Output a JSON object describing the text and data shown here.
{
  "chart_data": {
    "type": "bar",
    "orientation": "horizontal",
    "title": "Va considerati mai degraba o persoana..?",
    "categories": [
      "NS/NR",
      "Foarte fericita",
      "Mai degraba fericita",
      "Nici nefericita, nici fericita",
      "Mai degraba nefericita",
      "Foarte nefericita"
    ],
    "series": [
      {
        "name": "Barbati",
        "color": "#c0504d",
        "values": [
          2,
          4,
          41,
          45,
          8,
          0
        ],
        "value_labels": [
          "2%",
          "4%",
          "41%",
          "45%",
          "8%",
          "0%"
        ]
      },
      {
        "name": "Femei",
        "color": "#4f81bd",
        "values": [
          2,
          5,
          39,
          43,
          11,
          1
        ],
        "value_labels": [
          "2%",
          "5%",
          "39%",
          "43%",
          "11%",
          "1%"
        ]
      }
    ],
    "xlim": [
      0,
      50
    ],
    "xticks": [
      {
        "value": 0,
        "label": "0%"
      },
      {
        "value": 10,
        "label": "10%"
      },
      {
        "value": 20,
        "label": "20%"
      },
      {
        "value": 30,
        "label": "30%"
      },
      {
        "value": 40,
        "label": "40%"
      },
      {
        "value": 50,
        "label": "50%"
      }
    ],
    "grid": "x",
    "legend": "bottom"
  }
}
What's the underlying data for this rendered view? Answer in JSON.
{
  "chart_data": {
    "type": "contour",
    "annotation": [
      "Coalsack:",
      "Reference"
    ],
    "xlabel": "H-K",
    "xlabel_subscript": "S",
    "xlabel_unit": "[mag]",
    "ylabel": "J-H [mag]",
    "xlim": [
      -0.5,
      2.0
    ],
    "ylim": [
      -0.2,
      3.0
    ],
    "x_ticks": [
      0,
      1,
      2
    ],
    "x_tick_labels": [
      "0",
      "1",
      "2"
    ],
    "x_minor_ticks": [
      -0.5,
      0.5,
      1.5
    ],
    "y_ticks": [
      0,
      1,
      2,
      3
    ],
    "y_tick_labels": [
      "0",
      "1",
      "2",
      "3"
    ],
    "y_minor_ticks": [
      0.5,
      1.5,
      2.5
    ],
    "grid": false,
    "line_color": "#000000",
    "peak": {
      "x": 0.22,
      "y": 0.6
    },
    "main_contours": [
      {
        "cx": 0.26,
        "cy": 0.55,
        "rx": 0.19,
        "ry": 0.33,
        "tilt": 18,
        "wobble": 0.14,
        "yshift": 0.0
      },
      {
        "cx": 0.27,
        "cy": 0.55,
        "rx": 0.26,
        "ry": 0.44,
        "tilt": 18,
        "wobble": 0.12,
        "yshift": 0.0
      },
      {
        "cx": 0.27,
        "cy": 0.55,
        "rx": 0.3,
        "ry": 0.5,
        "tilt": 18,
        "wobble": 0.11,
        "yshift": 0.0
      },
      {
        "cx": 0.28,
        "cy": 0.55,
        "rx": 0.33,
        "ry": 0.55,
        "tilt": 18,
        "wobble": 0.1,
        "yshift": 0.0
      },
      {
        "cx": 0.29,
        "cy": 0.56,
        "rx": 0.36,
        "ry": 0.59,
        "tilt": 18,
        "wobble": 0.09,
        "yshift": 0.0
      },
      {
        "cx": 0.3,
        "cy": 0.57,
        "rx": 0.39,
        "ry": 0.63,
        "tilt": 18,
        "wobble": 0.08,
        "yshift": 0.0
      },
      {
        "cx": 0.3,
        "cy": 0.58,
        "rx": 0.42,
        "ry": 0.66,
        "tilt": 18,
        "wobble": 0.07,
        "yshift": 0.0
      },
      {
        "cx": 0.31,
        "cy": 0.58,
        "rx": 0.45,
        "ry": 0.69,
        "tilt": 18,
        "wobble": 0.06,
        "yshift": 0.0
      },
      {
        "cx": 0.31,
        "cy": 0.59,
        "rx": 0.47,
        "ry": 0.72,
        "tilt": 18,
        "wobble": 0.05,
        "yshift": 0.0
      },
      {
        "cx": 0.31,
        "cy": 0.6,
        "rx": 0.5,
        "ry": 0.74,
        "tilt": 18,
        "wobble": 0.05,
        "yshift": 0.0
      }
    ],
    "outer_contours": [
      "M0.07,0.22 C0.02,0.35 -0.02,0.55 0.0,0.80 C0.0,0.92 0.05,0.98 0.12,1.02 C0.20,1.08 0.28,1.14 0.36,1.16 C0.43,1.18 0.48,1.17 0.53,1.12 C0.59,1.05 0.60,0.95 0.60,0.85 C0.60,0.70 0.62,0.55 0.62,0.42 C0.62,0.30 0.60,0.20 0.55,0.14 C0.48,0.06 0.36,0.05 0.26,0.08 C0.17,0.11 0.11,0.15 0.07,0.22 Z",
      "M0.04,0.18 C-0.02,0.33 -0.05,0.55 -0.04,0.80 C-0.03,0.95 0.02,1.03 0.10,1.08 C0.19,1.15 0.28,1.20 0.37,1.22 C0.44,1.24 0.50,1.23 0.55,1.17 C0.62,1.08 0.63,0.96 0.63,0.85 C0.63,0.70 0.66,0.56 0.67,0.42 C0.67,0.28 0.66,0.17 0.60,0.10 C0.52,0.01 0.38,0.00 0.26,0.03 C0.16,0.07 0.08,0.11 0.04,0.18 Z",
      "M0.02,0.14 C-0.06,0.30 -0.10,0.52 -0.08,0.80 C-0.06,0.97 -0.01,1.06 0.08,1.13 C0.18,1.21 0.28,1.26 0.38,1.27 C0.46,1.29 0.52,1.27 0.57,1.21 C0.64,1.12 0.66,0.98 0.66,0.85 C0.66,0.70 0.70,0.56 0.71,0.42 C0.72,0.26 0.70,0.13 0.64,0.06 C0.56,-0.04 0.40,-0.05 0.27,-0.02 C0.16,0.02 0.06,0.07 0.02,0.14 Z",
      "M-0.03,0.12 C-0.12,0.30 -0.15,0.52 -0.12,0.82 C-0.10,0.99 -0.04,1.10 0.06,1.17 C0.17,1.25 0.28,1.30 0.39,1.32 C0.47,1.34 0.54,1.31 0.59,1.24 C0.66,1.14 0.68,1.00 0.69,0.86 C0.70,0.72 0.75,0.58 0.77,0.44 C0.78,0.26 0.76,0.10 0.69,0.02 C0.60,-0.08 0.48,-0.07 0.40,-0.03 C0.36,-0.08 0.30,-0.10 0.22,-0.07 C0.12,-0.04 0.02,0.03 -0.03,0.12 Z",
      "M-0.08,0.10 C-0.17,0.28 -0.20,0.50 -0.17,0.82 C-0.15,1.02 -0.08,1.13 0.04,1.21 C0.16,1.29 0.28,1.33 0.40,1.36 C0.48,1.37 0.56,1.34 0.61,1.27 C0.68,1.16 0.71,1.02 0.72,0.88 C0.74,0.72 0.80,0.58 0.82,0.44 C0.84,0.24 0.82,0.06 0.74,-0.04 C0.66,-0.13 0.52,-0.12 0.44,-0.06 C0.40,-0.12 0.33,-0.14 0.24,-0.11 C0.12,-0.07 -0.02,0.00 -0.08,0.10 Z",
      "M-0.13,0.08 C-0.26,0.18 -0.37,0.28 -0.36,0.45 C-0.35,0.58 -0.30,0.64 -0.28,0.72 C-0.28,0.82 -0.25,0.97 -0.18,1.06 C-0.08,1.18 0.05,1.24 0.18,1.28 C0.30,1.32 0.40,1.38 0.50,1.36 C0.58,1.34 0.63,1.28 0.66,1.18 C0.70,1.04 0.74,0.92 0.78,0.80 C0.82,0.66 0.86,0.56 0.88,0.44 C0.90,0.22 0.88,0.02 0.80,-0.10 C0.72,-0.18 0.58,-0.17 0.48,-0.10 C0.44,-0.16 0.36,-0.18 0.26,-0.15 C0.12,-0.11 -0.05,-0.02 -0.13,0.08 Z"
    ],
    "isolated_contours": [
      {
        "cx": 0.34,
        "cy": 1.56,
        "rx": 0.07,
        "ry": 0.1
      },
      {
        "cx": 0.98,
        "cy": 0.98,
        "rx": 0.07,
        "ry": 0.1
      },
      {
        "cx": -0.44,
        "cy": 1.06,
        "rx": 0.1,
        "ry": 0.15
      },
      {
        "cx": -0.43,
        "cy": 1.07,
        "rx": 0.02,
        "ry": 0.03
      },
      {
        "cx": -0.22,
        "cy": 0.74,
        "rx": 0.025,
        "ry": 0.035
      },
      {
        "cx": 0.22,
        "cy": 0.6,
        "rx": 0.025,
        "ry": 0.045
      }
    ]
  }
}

WHAT IS EXPECTED. Find each line holding the word "degraba" and copy it.

EXERCISE RESPONSE.
    "title": "Va considerati mai degraba o persoana..?",
      "Mai degraba fericita",
      "Mai degraba nefericita",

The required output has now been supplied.